**PROBLEM TO SOLVE:** You are to retype all of the data exactly as it appears.

───── EXTRACTED ENTRIES

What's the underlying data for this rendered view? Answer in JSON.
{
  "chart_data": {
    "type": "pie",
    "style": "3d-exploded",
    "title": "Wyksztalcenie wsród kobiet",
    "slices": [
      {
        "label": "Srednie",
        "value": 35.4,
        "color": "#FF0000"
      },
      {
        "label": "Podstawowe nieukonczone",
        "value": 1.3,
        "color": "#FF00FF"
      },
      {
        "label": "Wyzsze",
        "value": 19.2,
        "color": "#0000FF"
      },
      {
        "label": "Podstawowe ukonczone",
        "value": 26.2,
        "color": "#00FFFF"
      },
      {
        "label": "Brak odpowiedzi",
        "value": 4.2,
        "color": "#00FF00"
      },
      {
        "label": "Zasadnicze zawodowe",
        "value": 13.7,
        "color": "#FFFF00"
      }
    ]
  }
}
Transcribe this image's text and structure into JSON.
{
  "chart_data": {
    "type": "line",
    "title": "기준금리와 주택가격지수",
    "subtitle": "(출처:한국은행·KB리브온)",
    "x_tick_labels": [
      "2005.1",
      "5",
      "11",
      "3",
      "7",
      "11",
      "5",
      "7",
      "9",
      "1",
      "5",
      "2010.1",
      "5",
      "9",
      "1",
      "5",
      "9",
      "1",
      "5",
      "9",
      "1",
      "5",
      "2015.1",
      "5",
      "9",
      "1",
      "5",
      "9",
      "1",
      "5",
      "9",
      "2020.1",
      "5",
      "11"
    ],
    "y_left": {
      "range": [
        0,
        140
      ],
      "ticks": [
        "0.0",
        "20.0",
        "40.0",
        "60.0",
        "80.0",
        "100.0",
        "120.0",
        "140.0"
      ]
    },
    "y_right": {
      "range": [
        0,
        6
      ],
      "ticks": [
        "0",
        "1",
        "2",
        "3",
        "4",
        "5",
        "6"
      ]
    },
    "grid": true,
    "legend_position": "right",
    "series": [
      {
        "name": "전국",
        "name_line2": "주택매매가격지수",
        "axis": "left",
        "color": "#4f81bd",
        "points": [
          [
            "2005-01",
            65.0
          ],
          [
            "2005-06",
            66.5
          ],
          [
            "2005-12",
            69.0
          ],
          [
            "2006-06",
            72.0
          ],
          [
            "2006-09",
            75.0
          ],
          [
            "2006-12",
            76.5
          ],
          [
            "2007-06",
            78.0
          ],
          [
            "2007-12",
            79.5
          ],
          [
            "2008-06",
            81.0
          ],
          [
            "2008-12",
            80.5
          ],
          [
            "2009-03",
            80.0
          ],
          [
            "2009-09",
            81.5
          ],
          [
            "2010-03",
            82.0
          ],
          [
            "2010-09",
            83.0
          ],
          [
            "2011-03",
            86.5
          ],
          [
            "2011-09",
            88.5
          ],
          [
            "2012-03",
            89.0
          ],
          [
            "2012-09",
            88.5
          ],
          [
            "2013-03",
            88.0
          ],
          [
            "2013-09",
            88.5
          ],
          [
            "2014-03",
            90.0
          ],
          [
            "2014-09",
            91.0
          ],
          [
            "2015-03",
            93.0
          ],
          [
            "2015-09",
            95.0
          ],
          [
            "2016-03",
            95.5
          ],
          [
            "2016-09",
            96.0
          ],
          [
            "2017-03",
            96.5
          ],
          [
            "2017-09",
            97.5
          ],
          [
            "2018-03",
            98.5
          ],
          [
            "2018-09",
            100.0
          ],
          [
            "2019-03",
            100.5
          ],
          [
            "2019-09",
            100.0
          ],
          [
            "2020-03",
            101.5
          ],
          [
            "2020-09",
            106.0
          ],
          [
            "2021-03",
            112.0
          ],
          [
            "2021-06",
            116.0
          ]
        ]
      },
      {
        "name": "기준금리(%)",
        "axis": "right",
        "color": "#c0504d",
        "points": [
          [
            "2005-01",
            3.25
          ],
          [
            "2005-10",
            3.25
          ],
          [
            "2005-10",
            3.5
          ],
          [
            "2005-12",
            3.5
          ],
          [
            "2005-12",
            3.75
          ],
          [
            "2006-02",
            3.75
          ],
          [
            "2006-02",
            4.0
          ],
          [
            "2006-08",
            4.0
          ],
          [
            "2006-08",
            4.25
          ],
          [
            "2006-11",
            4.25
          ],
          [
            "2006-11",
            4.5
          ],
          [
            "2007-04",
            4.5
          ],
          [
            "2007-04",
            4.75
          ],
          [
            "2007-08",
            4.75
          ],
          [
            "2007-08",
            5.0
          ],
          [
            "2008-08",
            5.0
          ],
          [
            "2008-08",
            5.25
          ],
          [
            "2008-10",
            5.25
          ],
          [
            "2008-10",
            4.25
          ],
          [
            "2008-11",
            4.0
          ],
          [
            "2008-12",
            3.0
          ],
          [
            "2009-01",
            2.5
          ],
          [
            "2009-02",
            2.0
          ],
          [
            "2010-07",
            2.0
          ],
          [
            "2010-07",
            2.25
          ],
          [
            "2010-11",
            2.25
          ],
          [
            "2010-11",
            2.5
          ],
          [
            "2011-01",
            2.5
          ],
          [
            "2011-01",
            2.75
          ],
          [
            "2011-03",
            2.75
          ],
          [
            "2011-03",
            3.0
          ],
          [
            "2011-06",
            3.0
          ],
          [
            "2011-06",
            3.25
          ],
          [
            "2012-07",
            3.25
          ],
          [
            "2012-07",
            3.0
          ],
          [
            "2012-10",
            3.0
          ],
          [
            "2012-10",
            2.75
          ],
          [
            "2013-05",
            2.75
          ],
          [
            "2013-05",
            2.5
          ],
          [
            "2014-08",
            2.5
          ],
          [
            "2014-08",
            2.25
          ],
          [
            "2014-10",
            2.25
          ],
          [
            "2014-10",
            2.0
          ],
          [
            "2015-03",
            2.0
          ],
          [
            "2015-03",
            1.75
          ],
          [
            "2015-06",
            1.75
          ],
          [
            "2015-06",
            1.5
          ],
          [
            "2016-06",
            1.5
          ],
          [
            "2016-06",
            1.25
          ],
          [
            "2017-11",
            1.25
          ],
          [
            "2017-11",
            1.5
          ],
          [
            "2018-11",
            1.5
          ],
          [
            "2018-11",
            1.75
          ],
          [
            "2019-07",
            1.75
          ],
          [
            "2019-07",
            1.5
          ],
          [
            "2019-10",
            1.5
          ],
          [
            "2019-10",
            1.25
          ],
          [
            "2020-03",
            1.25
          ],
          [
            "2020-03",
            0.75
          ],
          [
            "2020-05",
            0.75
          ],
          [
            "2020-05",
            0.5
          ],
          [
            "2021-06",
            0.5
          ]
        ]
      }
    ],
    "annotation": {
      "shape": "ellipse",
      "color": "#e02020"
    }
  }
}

──────────

**WRITTEN SOLUTION:**
What's the underlying data for this rendered view? Answer in JSON.
{
  "chart_data": {
    "type": "pie",
    "style": "3d-exploded",
    "title": "Wyksztalcenie wsród kobiet",
    "slices": [
      {
        "label": "Srednie",
        "value": 35.4,
        "color": "#FF0000"
      },
      {
        "label": "Podstawowe nieukonczone",
        "value": 1.3,
        "color": "#FF00FF"
      },
      {
        "label": "Wyzsze",
        "value": 19.2,
        "color": "#0000FF"
      },
      {
        "label": "Podstawowe ukonczone",
        "value": 26.2,
        "color": "#00FFFF"
      },
      {
        "label": "Brak odpowiedzi",
        "value": 4.2,
        "color": "#00FF00"
      },
      {
        "label": "Zasadnicze zawodowe",
        "value": 13.7,
        "color": "#FFFF00"
      }
    ]
  }
}
Transcribe this image's text and structure into JSON.
{
  "chart_data": {
    "type": "line",
    "title": "기준금리와 주택가격지수",
    "subtitle": "(출처:한국은행·KB리브온)",
    "x_tick_labels": [
      "2005.1",
      "5",
      "11",
      "3",
      "7",
      "11",
      "5",
      "7",
      "9",
      "1",
      "5",
      "2010.1",
      "5",
      "9",
      "1",
      "5",
      "9",
      "1",
      "5",
      "9",
      "1",
      "5",
      "2015.1",
      "5",
      "9",
      "1",
      "5",
      "9",
      "1",
      "5",
      "9",
      "2020.1",
      "5",
      "11"
    ],
    "y_left": {
      "range": [
        0,
        140
      ],
      "ticks": [
        "0.0",
        "20.0",
        "40.0",
        "60.0",
        "80.0",
        "100.0",
        "120.0",
        "140.0"
      ]
    },
    "y_right": {
      "range": [
        0,
        6
      ],
      "ticks": [
        "0",
        "1",
        "2",
        "3",
        "4",
        "5",
        "6"
      ]
    },
    "grid": true,
    "legend_position": "right",
    "series": [
      {
        "name": "전국",
        "name_line2": "주택매매가격지수",
        "axis": "left",
        "color": "#4f81bd",
        "points": [
          [
            "2005-01",
            65.0
          ],
          [
            "2005-06",
            66.5
          ],
          [
            "2005-12",
            69.0
          ],
          [
            "2006-06",
            72.0
          ],
          [
            "2006-09",
            75.0
          ],
          [
            "2006-12",
            76.5
          ],
          [
            "2007-06",
            78.0
          ],
          [
            "2007-12",
            79.5
          ],
          [
            "2008-06",
            81.0
          ],
          [
            "2008-12",
            80.5
          ],
          [
            "2009-03",
            80.0
          ],
          [
            "2009-09",
            81.5
          ],
          [
            "2010-03",
            82.0
          ],
          [
            "2010-09",
            83.0
          ],
          [
            "2011-03",
            86.5
          ],
          [
            "2011-09",
            88.5
          ],
          [
            "2012-03",
            89.0
          ],
          [
            "2012-09",
            88.5
          ],
          [
            "2013-03",
            88.0
          ],
          [
            "2013-09",
            88.5
          ],
          [
            "2014-03",
            90.0
          ],
          [
            "2014-09",
            91.0
          ],
          [
            "2015-03",
            93.0
          ],
          [
            "2015-09",
            95.0
          ],
          [
            "2016-03",
            95.5
          ],
          [
            "2016-09",
            96.0
          ],
          [
            "2017-03",
            96.5
          ],
          [
            "2017-09",
            97.5
          ],
          [
            "2018-03",
            98.5
          ],
          [
            "2018-09",
            100.0
          ],
          [
            "2019-03",
            100.5
          ],
          [
            "2019-09",
            100.0
          ],
          [
            "2020-03",
            101.5
          ],
          [
            "2020-09",
            106.0
          ],
          [
            "2021-03",
            112.0
          ],
          [
            "2021-06",
            116.0
          ]
        ]
      },
      {
        "name": "기준금리(%)",
        "axis": "right",
        "color": "#c0504d",
        "points": [
          [
            "2005-01",
            3.25
          ],
          [
            "2005-10",
            3.25
          ],
          [
            "2005-10",
            3.5
          ],
          [
            "2005-12",
            3.5
          ],
          [
            "2005-12",
            3.75
          ],
          [
            "2006-02",
            3.75
          ],
          [
            "2006-02",
            4.0
          ],
          [
            "2006-08",
            4.0
          ],
          [
            "2006-08",
            4.25
          ],
          [
            "2006-11",
            4.25
          ],
          [
            "2006-11",
            4.5
          ],
          [
            "2007-04",
            4.5
          ],
          [
            "2007-04",
            4.75
          ],
          [
            "2007-08",
            4.75
          ],
          [
            "2007-08",
            5.0
          ],
          [
            "2008-08",
            5.0
          ],
          [
            "2008-08",
            5.25
          ],
          [
            "2008-10",
            5.25
          ],
          [
            "2008-10",
            4.25
          ],
          [
            "2008-11",
            4.0
          ],
          [
            "2008-12",
            3.0
          ],
          [
            "2009-01",
            2.5
          ],
          [
            "2009-02",
            2.0
          ],
          [
            "2010-07",
            2.0
          ],
          [
            "2010-07",
            2.25
          ],
          [
            "2010-11",
            2.25
          ],
          [
            "2010-11",
            2.5
          ],
          [
            "2011-01",
            2.5
          ],
          [
            "2011-01",
            2.75
          ],
          [
            "2011-03",
            2.75
          ],
          [
            "2011-03",
            3.0
          ],
          [
            "2011-06",
            3.0
          ],
          [
            "2011-06",
            3.25
          ],
          [
            "2012-07",
            3.25
          ],
          [
            "2012-07",
            3.0
          ],
          [
            "2012-10",
            3.0
          ],
          [
            "2012-10",
            2.75
          ],
          [
            "2013-05",
            2.75
          ],
          [
            "2013-05",
            2.5
          ],
          [
            "2014-08",
            2.5
          ],
          [
            "2014-08",
            2.25
          ],
          [
            "2014-10",
            2.25
          ],
          [
            "2014-10",
            2.0
          ],
          [
            "2015-03",
            2.0
          ],
          [
            "2015-03",
            1.75
          ],
          [
            "2015-06",
            1.75
          ],
          [
            "2015-06",
            1.5
          ],
          [
            "2016-06",
            1.5
          ],
          [
            "2016-06",
            1.25
          ],
          [
            "2017-11",
            1.25
          ],
          [
            "2017-11",
            1.5
          ],
          [
            "2018-11",
            1.5
          ],
          [
            "2018-11",
            1.75
          ],
          [
            "2019-07",
            1.75
          ],
          [
            "2019-07",
            1.5
          ],
          [
            "2019-10",
            1.5
          ],
          [
            "2019-10",
            1.25
          ],
          [
            "2020-03",
            1.25
          ],
          [
            "2020-03",
            0.75
          ],
          [
            "2020-05",
            0.75
          ],
          [
            "2020-05",
            0.5
          ],
          [
            "2021-06",
            0.5
          ]
        ]
      }
    ],
    "annotation": {
      "shape": "ellipse",
      "color": "#e02020"
    }
  }
}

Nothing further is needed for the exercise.